Look through the data and write out every line with the word "Netstat" in it.

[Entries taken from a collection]

★ ★ ★ ★ ★ ★ ★

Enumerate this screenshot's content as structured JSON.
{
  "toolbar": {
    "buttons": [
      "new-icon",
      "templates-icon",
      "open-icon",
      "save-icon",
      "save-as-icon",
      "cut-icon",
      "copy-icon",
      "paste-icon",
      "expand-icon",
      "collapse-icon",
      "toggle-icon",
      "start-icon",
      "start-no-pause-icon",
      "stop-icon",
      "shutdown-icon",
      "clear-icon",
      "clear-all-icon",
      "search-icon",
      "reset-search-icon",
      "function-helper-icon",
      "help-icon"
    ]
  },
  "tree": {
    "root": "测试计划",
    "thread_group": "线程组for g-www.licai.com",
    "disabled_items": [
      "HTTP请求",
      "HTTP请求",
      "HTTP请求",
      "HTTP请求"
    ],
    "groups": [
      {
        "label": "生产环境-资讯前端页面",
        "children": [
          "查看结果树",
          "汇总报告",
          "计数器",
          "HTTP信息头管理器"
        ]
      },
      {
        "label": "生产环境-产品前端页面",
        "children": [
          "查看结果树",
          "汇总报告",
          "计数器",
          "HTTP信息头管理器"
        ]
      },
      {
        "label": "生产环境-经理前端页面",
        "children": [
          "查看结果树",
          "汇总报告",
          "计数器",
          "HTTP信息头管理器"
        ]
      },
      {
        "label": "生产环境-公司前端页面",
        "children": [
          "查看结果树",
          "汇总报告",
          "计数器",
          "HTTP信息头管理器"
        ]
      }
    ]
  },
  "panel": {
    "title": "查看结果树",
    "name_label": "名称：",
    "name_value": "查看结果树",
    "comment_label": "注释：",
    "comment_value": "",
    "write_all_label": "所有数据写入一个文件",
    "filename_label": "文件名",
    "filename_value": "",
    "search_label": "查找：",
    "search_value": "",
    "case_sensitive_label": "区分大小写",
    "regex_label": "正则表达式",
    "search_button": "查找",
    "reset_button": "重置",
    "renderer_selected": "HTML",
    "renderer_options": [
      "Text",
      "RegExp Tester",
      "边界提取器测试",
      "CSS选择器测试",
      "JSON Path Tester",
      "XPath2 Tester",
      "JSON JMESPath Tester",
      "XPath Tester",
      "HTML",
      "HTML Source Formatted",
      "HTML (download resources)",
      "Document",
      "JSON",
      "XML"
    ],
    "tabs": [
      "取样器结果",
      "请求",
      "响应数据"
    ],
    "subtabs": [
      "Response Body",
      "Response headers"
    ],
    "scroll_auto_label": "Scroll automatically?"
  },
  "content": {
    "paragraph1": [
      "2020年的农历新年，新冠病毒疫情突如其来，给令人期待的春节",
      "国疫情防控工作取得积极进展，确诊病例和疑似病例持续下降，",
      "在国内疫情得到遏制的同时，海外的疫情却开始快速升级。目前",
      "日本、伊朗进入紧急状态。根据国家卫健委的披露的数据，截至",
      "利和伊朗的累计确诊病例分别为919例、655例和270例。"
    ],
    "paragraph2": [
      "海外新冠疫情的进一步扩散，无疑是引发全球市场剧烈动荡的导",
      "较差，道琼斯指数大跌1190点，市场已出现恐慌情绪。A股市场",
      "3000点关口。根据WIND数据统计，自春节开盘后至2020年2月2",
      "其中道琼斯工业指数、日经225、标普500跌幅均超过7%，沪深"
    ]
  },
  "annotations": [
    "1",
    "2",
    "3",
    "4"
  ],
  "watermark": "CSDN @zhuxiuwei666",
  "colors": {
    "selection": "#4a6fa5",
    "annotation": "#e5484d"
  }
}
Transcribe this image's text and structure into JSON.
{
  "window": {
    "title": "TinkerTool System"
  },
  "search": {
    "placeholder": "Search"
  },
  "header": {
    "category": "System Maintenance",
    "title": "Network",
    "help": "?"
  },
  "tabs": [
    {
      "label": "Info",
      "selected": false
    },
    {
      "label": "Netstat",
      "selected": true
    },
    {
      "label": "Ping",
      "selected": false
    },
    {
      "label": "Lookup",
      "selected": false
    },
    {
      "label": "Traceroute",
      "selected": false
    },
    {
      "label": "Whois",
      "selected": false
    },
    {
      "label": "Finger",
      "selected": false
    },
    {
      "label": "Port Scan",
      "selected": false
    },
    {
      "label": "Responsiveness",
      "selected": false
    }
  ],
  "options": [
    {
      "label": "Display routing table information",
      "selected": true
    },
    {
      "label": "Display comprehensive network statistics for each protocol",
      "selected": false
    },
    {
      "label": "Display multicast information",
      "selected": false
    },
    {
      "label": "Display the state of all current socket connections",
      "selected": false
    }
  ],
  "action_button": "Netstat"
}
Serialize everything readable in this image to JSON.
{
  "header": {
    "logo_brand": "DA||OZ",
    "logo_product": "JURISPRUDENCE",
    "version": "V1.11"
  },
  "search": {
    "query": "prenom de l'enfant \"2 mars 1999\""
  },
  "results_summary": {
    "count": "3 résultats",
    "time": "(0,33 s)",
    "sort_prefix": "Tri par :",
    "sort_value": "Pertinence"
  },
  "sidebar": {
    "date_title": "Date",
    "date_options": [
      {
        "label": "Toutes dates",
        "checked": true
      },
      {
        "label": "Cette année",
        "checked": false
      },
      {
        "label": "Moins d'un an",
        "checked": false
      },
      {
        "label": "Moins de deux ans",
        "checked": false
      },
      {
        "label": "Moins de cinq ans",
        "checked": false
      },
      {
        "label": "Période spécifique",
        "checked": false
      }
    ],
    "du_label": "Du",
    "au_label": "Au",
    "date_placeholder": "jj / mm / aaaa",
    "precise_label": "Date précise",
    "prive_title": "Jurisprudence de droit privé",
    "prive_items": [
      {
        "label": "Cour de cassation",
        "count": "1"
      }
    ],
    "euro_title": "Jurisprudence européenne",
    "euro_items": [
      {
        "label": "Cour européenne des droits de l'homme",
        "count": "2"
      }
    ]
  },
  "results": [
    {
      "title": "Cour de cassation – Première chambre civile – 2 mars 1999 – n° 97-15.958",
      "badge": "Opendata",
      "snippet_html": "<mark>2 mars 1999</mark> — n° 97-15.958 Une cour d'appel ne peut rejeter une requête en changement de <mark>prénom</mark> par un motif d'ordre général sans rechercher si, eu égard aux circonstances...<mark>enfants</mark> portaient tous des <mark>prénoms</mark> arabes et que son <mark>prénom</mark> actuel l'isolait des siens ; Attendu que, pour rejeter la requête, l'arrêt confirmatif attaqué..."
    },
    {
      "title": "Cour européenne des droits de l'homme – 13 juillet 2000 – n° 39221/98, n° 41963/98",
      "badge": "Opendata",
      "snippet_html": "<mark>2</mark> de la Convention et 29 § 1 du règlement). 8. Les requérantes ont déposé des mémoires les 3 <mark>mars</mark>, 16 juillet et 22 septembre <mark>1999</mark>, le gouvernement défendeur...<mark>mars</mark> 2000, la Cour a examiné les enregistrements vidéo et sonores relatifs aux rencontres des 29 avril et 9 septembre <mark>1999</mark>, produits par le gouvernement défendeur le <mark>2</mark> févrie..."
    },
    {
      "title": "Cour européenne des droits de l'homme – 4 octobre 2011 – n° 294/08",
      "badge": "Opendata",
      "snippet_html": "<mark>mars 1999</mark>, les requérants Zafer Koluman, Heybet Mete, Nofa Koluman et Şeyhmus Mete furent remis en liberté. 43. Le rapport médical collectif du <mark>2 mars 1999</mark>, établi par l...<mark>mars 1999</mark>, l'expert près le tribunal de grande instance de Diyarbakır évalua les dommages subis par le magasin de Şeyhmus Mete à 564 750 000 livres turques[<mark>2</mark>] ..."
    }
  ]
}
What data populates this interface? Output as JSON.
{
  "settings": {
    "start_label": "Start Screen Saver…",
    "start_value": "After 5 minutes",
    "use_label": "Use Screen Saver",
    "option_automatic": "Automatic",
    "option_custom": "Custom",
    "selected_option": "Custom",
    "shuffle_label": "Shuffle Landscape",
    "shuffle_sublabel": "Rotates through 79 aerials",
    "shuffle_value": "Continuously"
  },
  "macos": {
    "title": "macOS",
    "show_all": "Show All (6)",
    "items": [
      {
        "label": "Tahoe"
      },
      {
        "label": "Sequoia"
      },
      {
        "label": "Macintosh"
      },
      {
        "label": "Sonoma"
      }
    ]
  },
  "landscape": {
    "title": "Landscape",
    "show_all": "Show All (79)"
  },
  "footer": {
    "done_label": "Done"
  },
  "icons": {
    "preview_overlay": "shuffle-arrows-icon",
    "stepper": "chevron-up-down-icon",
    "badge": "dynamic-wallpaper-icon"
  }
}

★ ★ ★ ★ ★ ★ ★

REPLY:
      "label": "Netstat",
  "action_button": "Netstat"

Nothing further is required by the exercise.